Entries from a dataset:
>>>>
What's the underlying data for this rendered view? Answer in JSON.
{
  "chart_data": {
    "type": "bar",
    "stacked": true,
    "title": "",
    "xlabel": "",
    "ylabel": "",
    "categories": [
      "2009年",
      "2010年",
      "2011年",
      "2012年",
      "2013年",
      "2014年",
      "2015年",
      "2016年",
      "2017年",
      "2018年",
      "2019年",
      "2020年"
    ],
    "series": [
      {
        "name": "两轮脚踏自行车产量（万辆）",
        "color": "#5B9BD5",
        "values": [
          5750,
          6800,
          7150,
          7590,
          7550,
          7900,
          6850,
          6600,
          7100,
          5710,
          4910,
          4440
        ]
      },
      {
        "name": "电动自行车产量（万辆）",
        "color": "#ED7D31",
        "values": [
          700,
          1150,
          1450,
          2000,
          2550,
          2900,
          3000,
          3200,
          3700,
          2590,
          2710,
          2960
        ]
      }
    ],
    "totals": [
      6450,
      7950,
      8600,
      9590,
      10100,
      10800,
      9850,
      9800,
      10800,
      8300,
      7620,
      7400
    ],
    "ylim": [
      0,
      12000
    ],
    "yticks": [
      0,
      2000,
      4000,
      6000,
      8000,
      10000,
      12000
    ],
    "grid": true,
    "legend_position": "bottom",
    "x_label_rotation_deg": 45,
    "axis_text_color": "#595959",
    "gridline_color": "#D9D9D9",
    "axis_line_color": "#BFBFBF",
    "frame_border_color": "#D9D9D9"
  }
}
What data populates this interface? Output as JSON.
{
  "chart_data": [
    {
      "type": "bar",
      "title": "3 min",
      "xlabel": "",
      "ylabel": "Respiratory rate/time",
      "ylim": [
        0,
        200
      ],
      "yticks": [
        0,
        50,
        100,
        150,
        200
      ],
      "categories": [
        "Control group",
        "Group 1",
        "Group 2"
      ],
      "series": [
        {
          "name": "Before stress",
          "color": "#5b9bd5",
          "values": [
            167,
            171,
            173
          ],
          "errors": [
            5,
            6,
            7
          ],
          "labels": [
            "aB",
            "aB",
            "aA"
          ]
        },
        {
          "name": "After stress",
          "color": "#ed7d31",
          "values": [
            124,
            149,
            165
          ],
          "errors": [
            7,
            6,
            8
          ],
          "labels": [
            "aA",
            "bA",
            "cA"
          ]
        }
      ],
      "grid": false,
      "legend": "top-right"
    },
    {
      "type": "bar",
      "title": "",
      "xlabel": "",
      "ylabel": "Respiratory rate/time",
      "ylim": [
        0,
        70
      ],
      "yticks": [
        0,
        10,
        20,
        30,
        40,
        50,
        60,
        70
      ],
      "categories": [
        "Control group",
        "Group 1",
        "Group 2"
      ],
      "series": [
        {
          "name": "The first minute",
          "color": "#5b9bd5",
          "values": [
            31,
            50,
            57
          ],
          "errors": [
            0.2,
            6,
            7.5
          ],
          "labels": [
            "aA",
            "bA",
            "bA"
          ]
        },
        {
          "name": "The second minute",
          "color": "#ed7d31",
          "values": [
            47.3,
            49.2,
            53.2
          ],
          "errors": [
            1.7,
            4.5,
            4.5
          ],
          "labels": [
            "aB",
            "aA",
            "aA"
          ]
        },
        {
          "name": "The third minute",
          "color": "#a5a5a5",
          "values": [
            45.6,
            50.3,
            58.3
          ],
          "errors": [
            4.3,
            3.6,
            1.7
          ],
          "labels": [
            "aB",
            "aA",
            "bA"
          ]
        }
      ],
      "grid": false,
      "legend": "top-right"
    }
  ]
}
<<<<
EXERCISE REQUIREMENTS: From the records above, extract everything verbatim.

COMPLETED EXERCISE:
What's the underlying data for this rendered view? Answer in JSON.
{
  "chart_data": {
    "type": "bar",
    "stacked": true,
    "title": "",
    "xlabel": "",
    "ylabel": "",
    "categories": [
      "2009年",
      "2010年",
      "2011年",
      "2012年",
      "2013年",
      "2014年",
      "2015年",
      "2016年",
      "2017年",
      "2018年",
      "2019年",
      "2020年"
    ],
    "series": [
      {
        "name": "两轮脚踏自行车产量（万辆）",
        "color": "#5B9BD5",
        "values": [
          5750,
          6800,
          7150,
          7590,
          7550,
          7900,
          6850,
          6600,
          7100,
          5710,
          4910,
          4440
        ]
      },
      {
        "name": "电动自行车产量（万辆）",
        "color": "#ED7D31",
        "values": [
          700,
          1150,
          1450,
          2000,
          2550,
          2900,
          3000,
          3200,
          3700,
          2590,
          2710,
          2960
        ]
      }
    ],
    "totals": [
      6450,
      7950,
      8600,
      9590,
      10100,
      10800,
      9850,
      9800,
      10800,
      8300,
      7620,
      7400
    ],
    "ylim": [
      0,
      12000
    ],
    "yticks": [
      0,
      2000,
      4000,
      6000,
      8000,
      10000,
      12000
    ],
    "grid": true,
    "legend_position": "bottom",
    "x_label_rotation_deg": 45,
    "axis_text_color": "#595959",
    "gridline_color": "#D9D9D9",
    "axis_line_color": "#BFBFBF",
    "frame_border_color": "#D9D9D9"
  }
}
What data populates this interface? Output as JSON.
{
  "chart_data": [
    {
      "type": "bar",
      "title": "3 min",
      "xlabel": "",
      "ylabel": "Respiratory rate/time",
      "ylim": [
        0,
        200
      ],
      "yticks": [
        0,
        50,
        100,
        150,
        200
      ],
      "categories": [
        "Control group",
        "Group 1",
        "Group 2"
      ],
      "series": [
        {
          "name": "Before stress",
          "color": "#5b9bd5",
          "values": [
            167,
            171,
            173
          ],
          "errors": [
            5,
            6,
            7
          ],
          "labels": [
            "aB",
            "aB",
            "aA"
          ]
        },
        {
          "name": "After stress",
          "color": "#ed7d31",
          "values": [
            124,
            149,
            165
          ],
          "errors": [
            7,
            6,
            8
          ],
          "labels": [
            "aA",
            "bA",
            "cA"
          ]
        }
      ],
      "grid": false,
      "legend": "top-right"
    },
    {
      "type": "bar",
      "title": "",
      "xlabel": "",
      "ylabel": "Respiratory rate/time",
      "ylim": [
        0,
        70
      ],
      "yticks": [
        0,
        10,
        20,
        30,
        40,
        50,
        60,
        70
      ],
      "categories": [
        "Control group",
        "Group 1",
        "Group 2"
      ],
      "series": [
        {
          "name": "The first minute",
          "color": "#5b9bd5",
          "values": [
            31,
            50,
            57
          ],
          "errors": [
            0.2,
            6,
            7.5
          ],
          "labels": [
            "aA",
            "bA",
            "bA"
          ]
        },
        {
          "name": "The second minute",
          "color": "#ed7d31",
          "values": [
            47.3,
            49.2,
            53.2
          ],
          "errors": [
            1.7,
            4.5,
            4.5
          ],
          "labels": [
            "aB",
            "aA",
            "aA"
          ]
        },
        {
          "name": "The third minute",
          "color": "#a5a5a5",
          "values": [
            45.6,
            50.3,
            58.3
          ],
          "errors": [
            4.3,
            3.6,
            1.7
          ],
          "labels": [
            "aB",
            "aA",
            "bA"
          ]
        }
      ],
      "grid": false,
      "legend": "top-right"
    }
  ]
}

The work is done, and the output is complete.